# [DIRECTIONS FOR THIS TASK]
Reproduce the listing below word for word, with no pictures.

----

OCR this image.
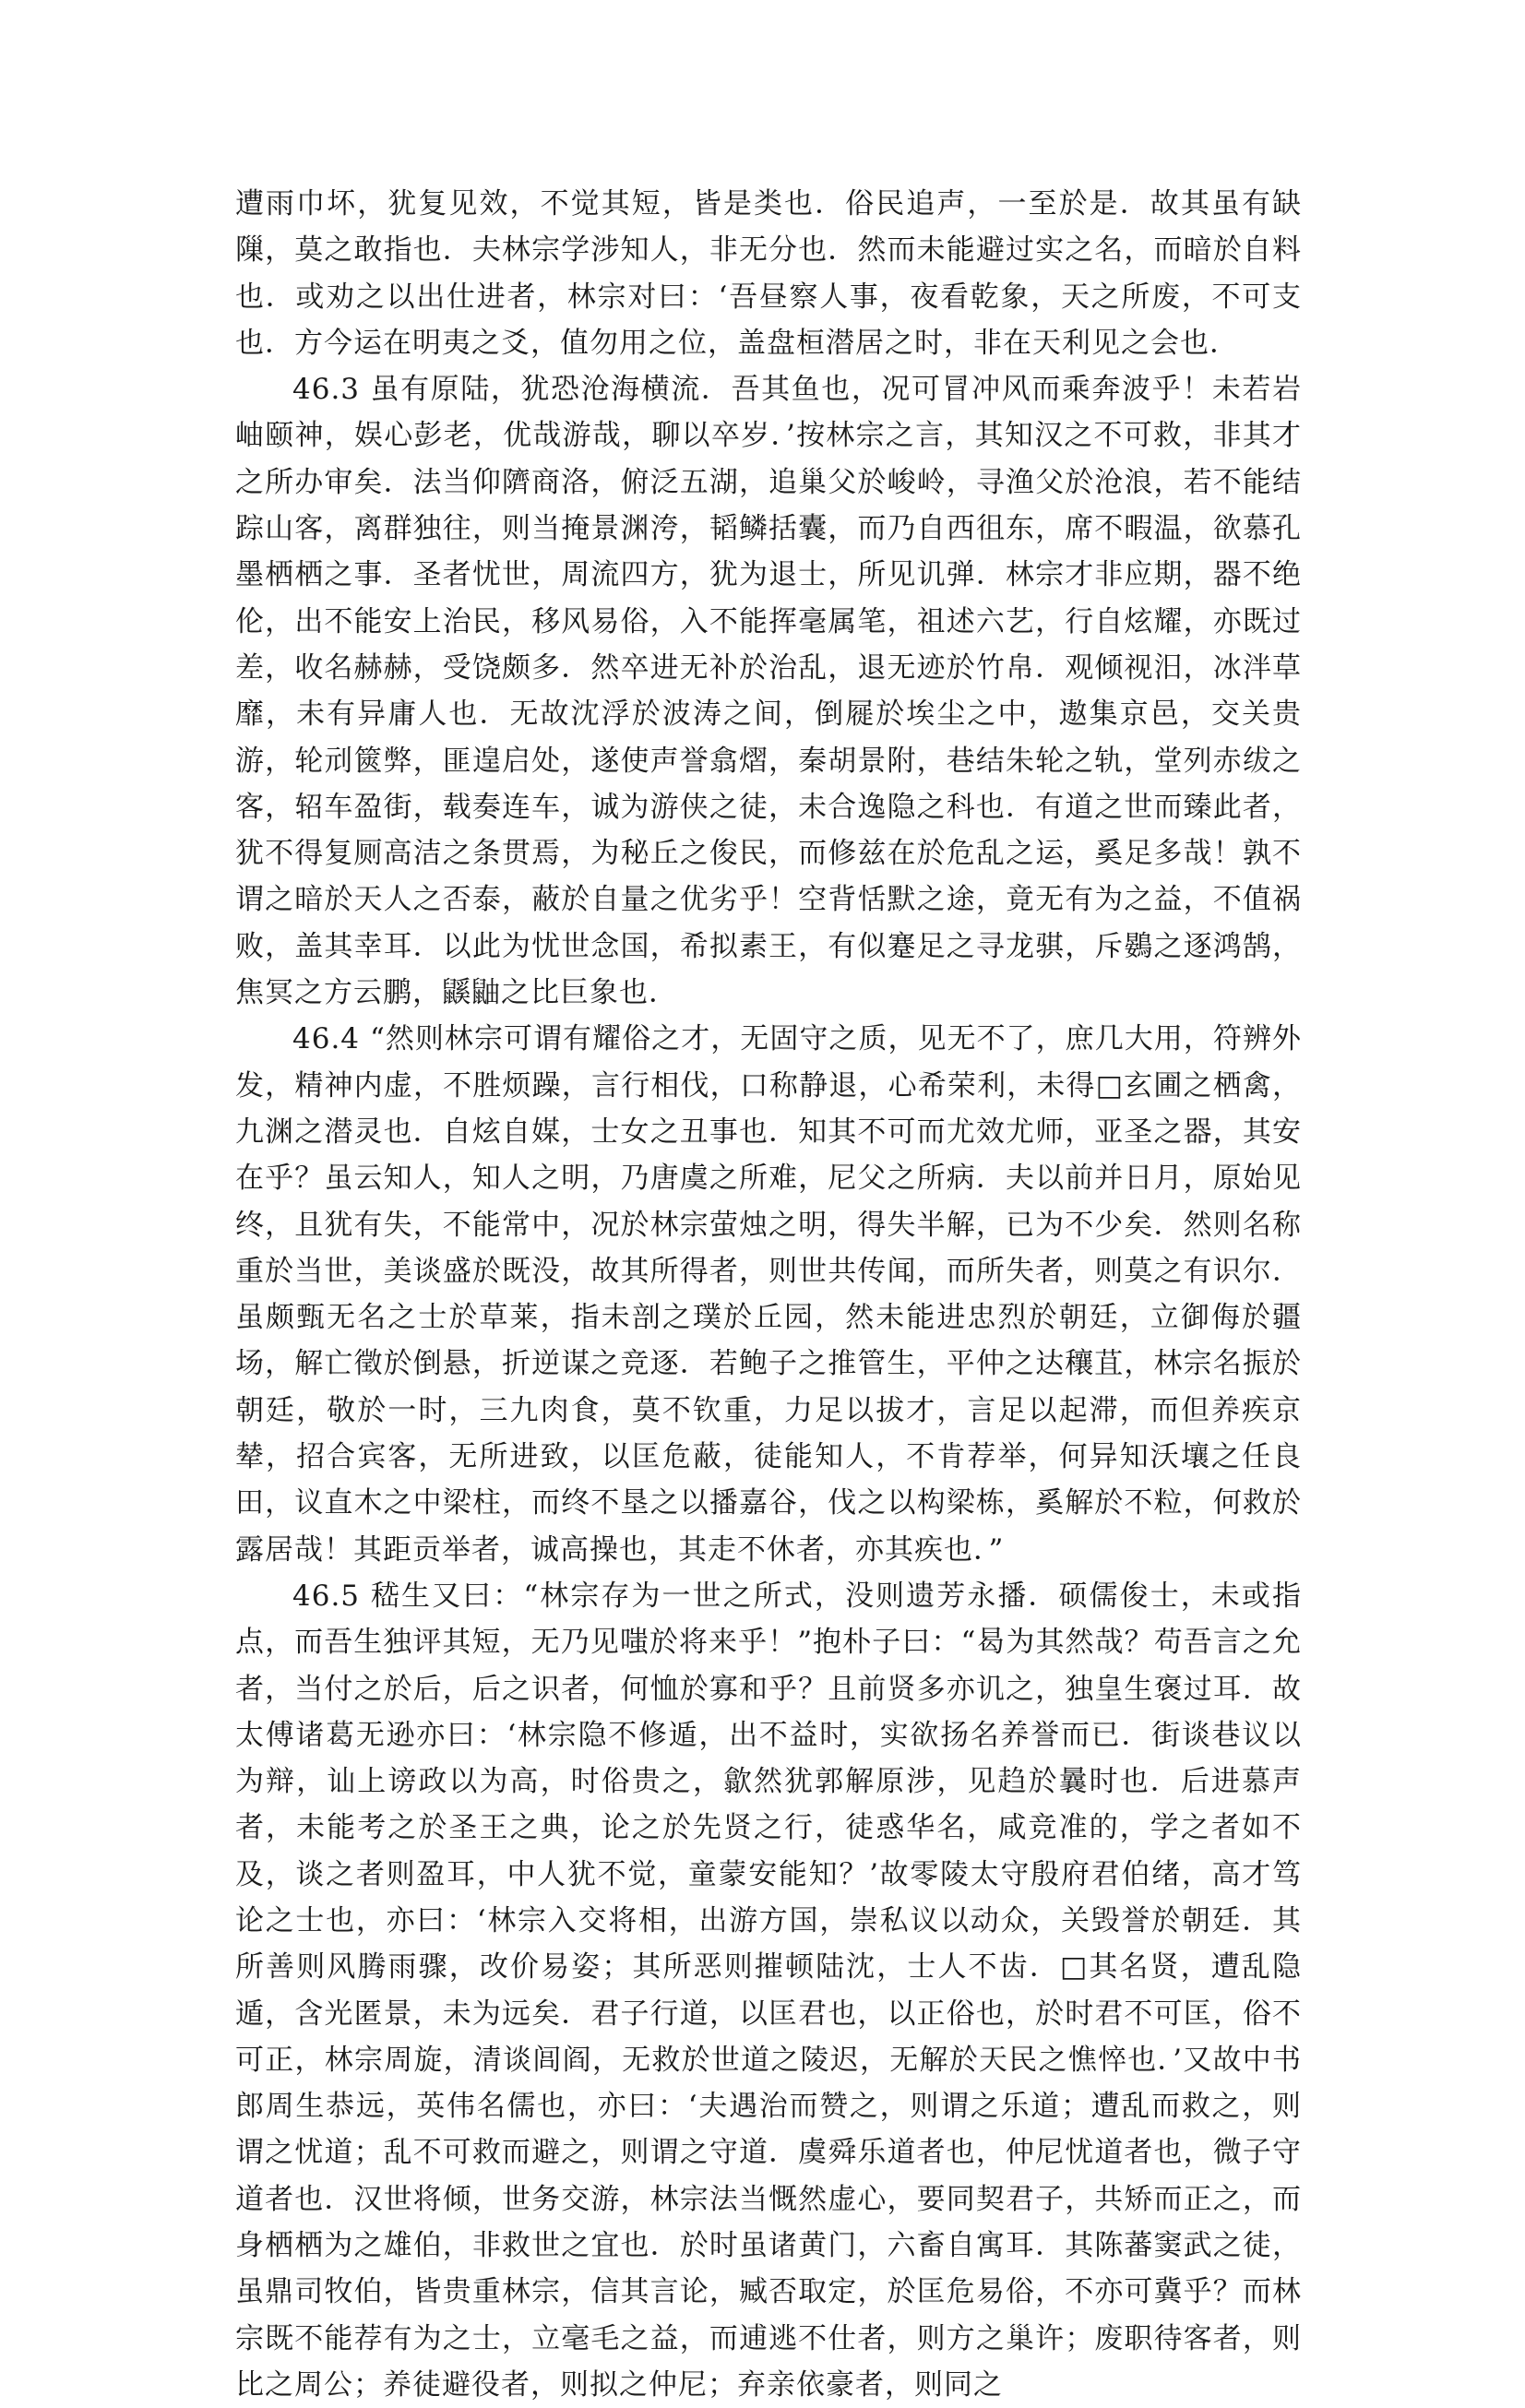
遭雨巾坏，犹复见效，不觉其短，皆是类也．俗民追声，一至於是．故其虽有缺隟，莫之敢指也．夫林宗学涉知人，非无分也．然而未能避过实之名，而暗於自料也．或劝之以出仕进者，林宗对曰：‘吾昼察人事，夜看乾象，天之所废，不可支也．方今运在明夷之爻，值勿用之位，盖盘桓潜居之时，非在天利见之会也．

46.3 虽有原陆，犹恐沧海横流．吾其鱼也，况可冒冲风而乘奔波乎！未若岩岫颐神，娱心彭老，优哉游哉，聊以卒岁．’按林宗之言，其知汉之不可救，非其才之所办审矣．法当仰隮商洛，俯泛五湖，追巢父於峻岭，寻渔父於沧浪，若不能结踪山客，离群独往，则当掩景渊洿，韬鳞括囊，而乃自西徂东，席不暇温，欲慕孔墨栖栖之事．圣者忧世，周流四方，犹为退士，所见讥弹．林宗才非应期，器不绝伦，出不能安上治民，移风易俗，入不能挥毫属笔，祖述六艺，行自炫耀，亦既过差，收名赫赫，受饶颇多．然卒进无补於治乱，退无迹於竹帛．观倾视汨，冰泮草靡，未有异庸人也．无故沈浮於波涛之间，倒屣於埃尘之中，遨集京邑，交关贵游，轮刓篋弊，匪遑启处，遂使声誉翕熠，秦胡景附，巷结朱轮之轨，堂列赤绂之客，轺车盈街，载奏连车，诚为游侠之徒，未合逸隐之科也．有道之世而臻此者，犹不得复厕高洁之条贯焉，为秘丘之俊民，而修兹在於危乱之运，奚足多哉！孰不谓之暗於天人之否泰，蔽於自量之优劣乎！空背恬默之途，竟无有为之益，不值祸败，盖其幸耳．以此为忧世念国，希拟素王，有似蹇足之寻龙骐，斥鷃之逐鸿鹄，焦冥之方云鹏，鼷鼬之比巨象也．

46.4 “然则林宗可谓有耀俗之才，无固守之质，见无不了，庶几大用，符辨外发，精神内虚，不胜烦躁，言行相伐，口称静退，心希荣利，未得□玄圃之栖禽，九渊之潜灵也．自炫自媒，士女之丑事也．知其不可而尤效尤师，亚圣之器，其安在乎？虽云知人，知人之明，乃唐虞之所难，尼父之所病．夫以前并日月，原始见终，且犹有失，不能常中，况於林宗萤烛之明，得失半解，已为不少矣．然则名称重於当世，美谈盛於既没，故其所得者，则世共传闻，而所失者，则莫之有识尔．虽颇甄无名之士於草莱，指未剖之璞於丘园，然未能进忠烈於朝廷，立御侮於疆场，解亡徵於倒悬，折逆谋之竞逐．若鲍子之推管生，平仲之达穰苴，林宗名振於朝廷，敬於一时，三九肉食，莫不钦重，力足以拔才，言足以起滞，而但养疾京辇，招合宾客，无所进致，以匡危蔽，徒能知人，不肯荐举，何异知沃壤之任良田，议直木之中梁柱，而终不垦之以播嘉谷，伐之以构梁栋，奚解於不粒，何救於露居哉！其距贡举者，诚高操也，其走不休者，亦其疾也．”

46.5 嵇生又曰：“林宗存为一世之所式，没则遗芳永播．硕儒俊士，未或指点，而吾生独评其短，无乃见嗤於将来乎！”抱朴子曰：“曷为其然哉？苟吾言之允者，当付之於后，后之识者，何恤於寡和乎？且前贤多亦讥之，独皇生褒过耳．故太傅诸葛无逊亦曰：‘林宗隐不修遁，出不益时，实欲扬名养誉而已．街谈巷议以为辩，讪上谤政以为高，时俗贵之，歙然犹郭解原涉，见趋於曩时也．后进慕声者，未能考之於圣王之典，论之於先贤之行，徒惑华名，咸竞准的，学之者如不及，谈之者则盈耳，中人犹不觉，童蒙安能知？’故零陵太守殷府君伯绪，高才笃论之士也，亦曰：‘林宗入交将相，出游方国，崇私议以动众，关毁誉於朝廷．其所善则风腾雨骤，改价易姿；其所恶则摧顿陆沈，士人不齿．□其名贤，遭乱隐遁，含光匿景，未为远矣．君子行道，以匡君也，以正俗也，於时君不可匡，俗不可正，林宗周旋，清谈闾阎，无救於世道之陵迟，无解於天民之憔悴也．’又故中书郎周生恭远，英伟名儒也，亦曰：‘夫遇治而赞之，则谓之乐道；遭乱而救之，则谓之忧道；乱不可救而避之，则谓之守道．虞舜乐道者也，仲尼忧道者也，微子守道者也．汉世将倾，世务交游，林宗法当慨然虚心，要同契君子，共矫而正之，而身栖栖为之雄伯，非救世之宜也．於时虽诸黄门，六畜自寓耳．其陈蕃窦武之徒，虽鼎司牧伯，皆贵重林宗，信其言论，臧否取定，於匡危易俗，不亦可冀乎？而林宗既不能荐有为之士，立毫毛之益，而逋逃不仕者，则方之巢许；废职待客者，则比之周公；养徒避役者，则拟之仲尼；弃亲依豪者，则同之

----

# [SOLUTION]
OCR this image.
遭雨巾坏，犹复见效，不觉其短，皆是类也．俗民追声，一至於是．故其虽有缺隟，莫之敢指也．夫林宗学涉知人，非无分也．然而未能避过实之名，而暗於自料也．或劝之以出仕进者，林宗对曰：‘吾昼察人事，夜看乾象，天之所废，不可支也．方今运在明夷之爻，值勿用之位，盖盘桓潜居之时，非在天利见之会也．

46.3 虽有原陆，犹恐沧海横流．吾其鱼也，况可冒冲风而乘奔波乎！未若岩岫颐神，娱心彭老，优哉游哉，聊以卒岁．’按林宗之言，其知汉之不可救，非其才之所办审矣．法当仰隮商洛，俯泛五湖，追巢父於峻岭，寻渔父於沧浪，若不能结踪山客，离群独往，则当掩景渊洿，韬鳞括囊，而乃自西徂东，席不暇温，欲慕孔墨栖栖之事．圣者忧世，周流四方，犹为退士，所见讥弹．林宗才非应期，器不绝伦，出不能安上治民，移风易俗，入不能挥毫属笔，祖述六艺，行自炫耀，亦既过差，收名赫赫，受饶颇多．然卒进无补於治乱，退无迹於竹帛．观倾视汨，冰泮草靡，未有异庸人也．无故沈浮於波涛之间，倒屣於埃尘之中，遨集京邑，交关贵游，轮刓篋弊，匪遑启处，遂使声誉翕熠，秦胡景附，巷结朱轮之轨，堂列赤绂之客，轺车盈街，载奏连车，诚为游侠之徒，未合逸隐之科也．有道之世而臻此者，犹不得复厕高洁之条贯焉，为秘丘之俊民，而修兹在於危乱之运，奚足多哉！孰不谓之暗於天人之否泰，蔽於自量之优劣乎！空背恬默之途，竟无有为之益，不值祸败，盖其幸耳．以此为忧世念国，希拟素王，有似蹇足之寻龙骐，斥鷃之逐鸿鹄，焦冥之方云鹏，鼷鼬之比巨象也．

46.4 “然则林宗可谓有耀俗之才，无固守之质，见无不了，庶几大用，符辨外发，精神内虚，不胜烦躁，言行相伐，口称静退，心希荣利，未得□玄圃之栖禽，九渊之潜灵也．自炫自媒，士女之丑事也．知其不可而尤效尤师，亚圣之器，其安在乎？虽云知人，知人之明，乃唐虞之所难，尼父之所病．夫以前并日月，原始见终，且犹有失，不能常中，况於林宗萤烛之明，得失半解，已为不少矣．然则名称重於当世，美谈盛於既没，故其所得者，则世共传闻，而所失者，则莫之有识尔．虽颇甄无名之士於草莱，指未剖之璞於丘园，然未能进忠烈於朝廷，立御侮於疆场，解亡徵於倒悬，折逆谋之竞逐．若鲍子之推管生，平仲之达穰苴，林宗名振於朝廷，敬於一时，三九肉食，莫不钦重，力足以拔才，言足以起滞，而但养疾京辇，招合宾客，无所进致，以匡危蔽，徒能知人，不肯荐举，何异知沃壤之任良田，议直木之中梁柱，而终不垦之以播嘉谷，伐之以构梁栋，奚解於不粒，何救於露居哉！其距贡举者，诚高操也，其走不休者，亦其疾也．”

46.5 嵇生又曰：“林宗存为一世之所式，没则遗芳永播．硕儒俊士，未或指点，而吾生独评其短，无乃见嗤於将来乎！”抱朴子曰：“曷为其然哉？苟吾言之允者，当付之於后，后之识者，何恤於寡和乎？且前贤多亦讥之，独皇生褒过耳．故太傅诸葛无逊亦曰：‘林宗隐不修遁，出不益时，实欲扬名养誉而已．街谈巷议以为辩，讪上谤政以为高，时俗贵之，歙然犹郭解原涉，见趋於曩时也．后进慕声者，未能考之於圣王之典，论之於先贤之行，徒惑华名，咸竞准的，学之者如不及，谈之者则盈耳，中人犹不觉，童蒙安能知？’故零陵太守殷府君伯绪，高才笃论之士也，亦曰：‘林宗入交将相，出游方国，崇私议以动众，关毁誉於朝廷．其所善则风腾雨骤，改价易姿；其所恶则摧顿陆沈，士人不齿．□其名贤，遭乱隐遁，含光匿景，未为远矣．君子行道，以匡君也，以正俗也，於时君不可匡，俗不可正，林宗周旋，清谈闾阎，无救於世道之陵迟，无解於天民之憔悴也．’又故中书郎周生恭远，英伟名儒也，亦曰：‘夫遇治而赞之，则谓之乐道；遭乱而救之，则谓之忧道；乱不可救而避之，则谓之守道．虞舜乐道者也，仲尼忧道者也，微子守道者也．汉世将倾，世务交游，林宗法当慨然虚心，要同契君子，共矫而正之，而身栖栖为之雄伯，非救世之宜也．於时虽诸黄门，六畜自寓耳．其陈蕃窦武之徒，虽鼎司牧伯，皆贵重林宗，信其言论，臧否取定，於匡危易俗，不亦可冀乎？而林宗既不能荐有为之士，立毫毛之益，而逋逃不仕者，则方之巢许；废职待客者，则比之周公；养徒避役者，则拟之仲尼；弃亲依豪者，则同之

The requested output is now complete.